GOAL: Identify the lines that contain the word "Nachrichten" and copy each one.

(Entries from a visual dataset)
-- begin --
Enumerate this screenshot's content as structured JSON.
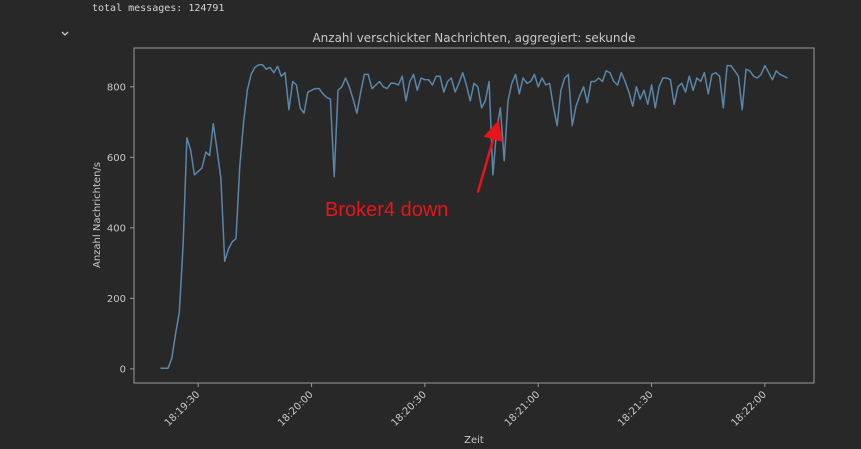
{
  "output": {
    "total_messages": "total messages: 124791"
  },
  "icons": {
    "collapse": "chevron-down-icon"
  },
  "colors": {
    "background": "#282828",
    "series": "#5b86a8",
    "axis": "#9a9a9a",
    "annotation": "#e8141b"
  },
  "chart_data": {
    "type": "line",
    "title": "Anzahl verschickter Nachrichten, aggregiert: sekunde",
    "xlabel": "Zeit",
    "ylabel": "Anzahl Nachrichten/s",
    "xlim": [
      "18:19:13",
      "18:22:13"
    ],
    "ylim": [
      -40,
      910
    ],
    "yticks": [
      0,
      200,
      400,
      600,
      800
    ],
    "yticklabels": [
      "0",
      "200",
      "400",
      "600",
      "800"
    ],
    "xticks": [
      "18:19:30",
      "18:20:00",
      "18:20:30",
      "18:21:00",
      "18:21:30",
      "18:22:00"
    ],
    "xticklabels": [
      "18:19:30",
      "18:20:00",
      "18:20:30",
      "18:21:00",
      "18:21:30",
      "18:22:00"
    ],
    "grid": false,
    "legend": "none",
    "series": [
      {
        "x": [
          "18:19:20",
          "18:19:21",
          "18:19:22",
          "18:19:23",
          "18:19:24",
          "18:19:25",
          "18:19:26",
          "18:19:27",
          "18:19:28",
          "18:19:29",
          "18:19:30",
          "18:19:31",
          "18:19:32",
          "18:19:33",
          "18:19:34",
          "18:19:35",
          "18:19:36",
          "18:19:37",
          "18:19:38",
          "18:19:39",
          "18:19:40",
          "18:19:41",
          "18:19:42",
          "18:19:43",
          "18:19:44",
          "18:19:45",
          "18:19:46",
          "18:19:47",
          "18:19:48",
          "18:19:49",
          "18:19:50",
          "18:19:51",
          "18:19:52",
          "18:19:53",
          "18:19:54",
          "18:19:55",
          "18:19:56",
          "18:19:57",
          "18:19:58",
          "18:19:59",
          "18:20:00",
          "18:20:01",
          "18:20:02",
          "18:20:03",
          "18:20:04",
          "18:20:05",
          "18:20:06",
          "18:20:07",
          "18:20:08",
          "18:20:09",
          "18:20:10",
          "18:20:11",
          "18:20:12",
          "18:20:13",
          "18:20:14",
          "18:20:15",
          "18:20:16",
          "18:20:17",
          "18:20:18",
          "18:20:19",
          "18:20:20",
          "18:20:21",
          "18:20:22",
          "18:20:23",
          "18:20:24",
          "18:20:25",
          "18:20:26",
          "18:20:27",
          "18:20:28",
          "18:20:29",
          "18:20:30",
          "18:20:31",
          "18:20:32",
          "18:20:33",
          "18:20:34",
          "18:20:35",
          "18:20:36",
          "18:20:37",
          "18:20:38",
          "18:20:39",
          "18:20:40",
          "18:20:41",
          "18:20:42",
          "18:20:43",
          "18:20:44",
          "18:20:45",
          "18:20:46",
          "18:20:47",
          "18:20:48",
          "18:20:49",
          "18:20:50",
          "18:20:51",
          "18:20:52",
          "18:20:53",
          "18:20:54",
          "18:20:55",
          "18:20:56",
          "18:20:57",
          "18:20:58",
          "18:20:59",
          "18:21:00",
          "18:21:01",
          "18:21:02",
          "18:21:03",
          "18:21:04",
          "18:21:05",
          "18:21:06",
          "18:21:07",
          "18:21:08",
          "18:21:09",
          "18:21:10",
          "18:21:11",
          "18:21:12",
          "18:21:13",
          "18:21:14",
          "18:21:15",
          "18:21:16",
          "18:21:17",
          "18:21:18",
          "18:21:19",
          "18:21:20",
          "18:21:21",
          "18:21:22",
          "18:21:23",
          "18:21:24",
          "18:21:25",
          "18:21:26",
          "18:21:27",
          "18:21:28",
          "18:21:29",
          "18:21:30",
          "18:21:31",
          "18:21:32",
          "18:21:33",
          "18:21:34",
          "18:21:35",
          "18:21:36",
          "18:21:37",
          "18:21:38",
          "18:21:39",
          "18:21:40",
          "18:21:41",
          "18:21:42",
          "18:21:43",
          "18:21:44",
          "18:21:45",
          "18:21:46",
          "18:21:47",
          "18:21:48",
          "18:21:49",
          "18:21:50",
          "18:21:51",
          "18:21:52",
          "18:21:53",
          "18:21:54",
          "18:21:55",
          "18:21:56",
          "18:21:57",
          "18:21:58",
          "18:21:59",
          "18:22:00",
          "18:22:01",
          "18:22:02",
          "18:22:03",
          "18:22:04",
          "18:22:05",
          "18:22:06"
        ],
        "y": [
          2,
          2,
          2,
          30,
          100,
          160,
          350,
          655,
          620,
          550,
          560,
          570,
          615,
          605,
          695,
          620,
          540,
          305,
          340,
          360,
          370,
          575,
          700,
          790,
          835,
          855,
          862,
          863,
          850,
          855,
          840,
          858,
          830,
          840,
          735,
          815,
          805,
          740,
          725,
          785,
          790,
          795,
          795,
          780,
          770,
          765,
          545,
          790,
          800,
          825,
          800,
          765,
          725,
          785,
          835,
          835,
          795,
          805,
          815,
          800,
          795,
          810,
          810,
          805,
          830,
          760,
          815,
          835,
          790,
          825,
          820,
          820,
          805,
          830,
          830,
          785,
          815,
          825,
          785,
          810,
          840,
          805,
          760,
          810,
          800,
          740,
          760,
          815,
          550,
          680,
          740,
          590,
          760,
          810,
          835,
          780,
          825,
          810,
          815,
          835,
          800,
          825,
          805,
          810,
          745,
          690,
          790,
          825,
          835,
          690,
          745,
          775,
          800,
          755,
          815,
          815,
          825,
          815,
          845,
          840,
          815,
          805,
          840,
          815,
          785,
          745,
          800,
          765,
          790,
          750,
          805,
          740,
          800,
          825,
          825,
          820,
          750,
          800,
          810,
          785,
          830,
          790,
          825,
          815,
          840,
          780,
          835,
          840,
          830,
          740,
          860,
          860,
          845,
          830,
          735,
          850,
          845,
          830,
          825,
          835,
          860,
          840,
          820,
          845,
          835,
          830,
          825
        ]
      }
    ],
    "annotations": [
      {
        "text": "Broker4 down",
        "arrow_tail": [
          "18:20:44",
          500
        ],
        "arrow_head": [
          "18:20:49",
          685
        ]
      }
    ]
  }
}
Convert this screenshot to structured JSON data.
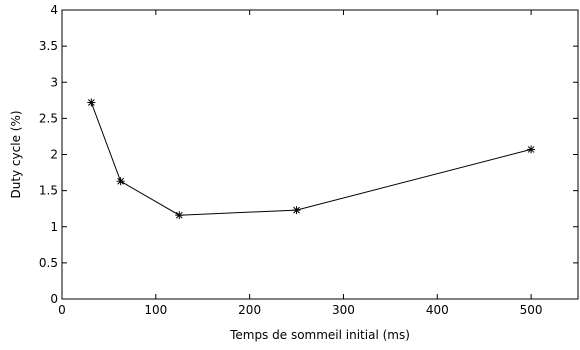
-- end --
ANSWER FOR THIS EXERCISE:
    "title": "Anzahl verschickter Nachrichten, aggregiert: sekunde",
    "ylabel": "Anzahl Nachrichten/s",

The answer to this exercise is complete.